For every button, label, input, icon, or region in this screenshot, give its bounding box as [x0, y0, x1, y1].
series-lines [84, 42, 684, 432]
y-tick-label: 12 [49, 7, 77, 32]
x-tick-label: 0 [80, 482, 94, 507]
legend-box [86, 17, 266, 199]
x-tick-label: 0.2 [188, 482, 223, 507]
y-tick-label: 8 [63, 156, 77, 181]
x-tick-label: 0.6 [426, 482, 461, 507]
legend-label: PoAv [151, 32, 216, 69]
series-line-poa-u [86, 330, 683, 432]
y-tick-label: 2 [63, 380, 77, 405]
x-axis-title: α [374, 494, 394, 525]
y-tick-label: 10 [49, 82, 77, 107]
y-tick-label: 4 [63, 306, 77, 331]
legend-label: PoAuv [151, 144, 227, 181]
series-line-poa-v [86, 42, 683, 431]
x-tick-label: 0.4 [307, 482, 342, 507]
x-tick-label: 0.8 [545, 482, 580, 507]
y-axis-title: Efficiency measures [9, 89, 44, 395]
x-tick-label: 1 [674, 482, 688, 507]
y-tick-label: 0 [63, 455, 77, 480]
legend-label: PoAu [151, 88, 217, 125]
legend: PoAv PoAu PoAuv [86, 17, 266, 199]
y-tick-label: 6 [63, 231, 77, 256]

> Esercizio breve
Modifica l'elenco sostituendo ogni occorrenza di "legend-label" con "legend-entry", senza cambiare nient'altro.

> Soluzione del problema
For every button, label, input, icon, or region in this screenshot, give its bounding box as [x0, y0, x1, y1].
series-lines [84, 42, 684, 432]
y-tick-label: 12 [49, 7, 77, 32]
x-tick-label: 0 [80, 482, 94, 507]
legend-box [86, 17, 266, 199]
x-tick-label: 0.2 [188, 482, 223, 507]
y-tick-label: 8 [63, 156, 77, 181]
x-tick-label: 0.6 [426, 482, 461, 507]
legend-entry: PoAv [151, 32, 216, 69]
series-line-poa-u [86, 330, 683, 432]
y-tick-label: 2 [63, 380, 77, 405]
x-axis-title: α [374, 494, 394, 525]
y-tick-label: 10 [49, 82, 77, 107]
y-tick-label: 4 [63, 306, 77, 331]
legend-entry: PoAuv [151, 144, 227, 181]
series-line-poa-v [86, 42, 683, 431]
x-tick-label: 0.4 [307, 482, 342, 507]
x-tick-label: 0.8 [545, 482, 580, 507]
y-axis-title: Efficiency measures [9, 89, 44, 395]
x-tick-label: 1 [674, 482, 688, 507]
y-tick-label: 0 [63, 455, 77, 480]
legend-entry: PoAu [151, 88, 217, 125]
legend: PoAv PoAu PoAuv [86, 17, 266, 199]
y-tick-label: 6 [63, 231, 77, 256]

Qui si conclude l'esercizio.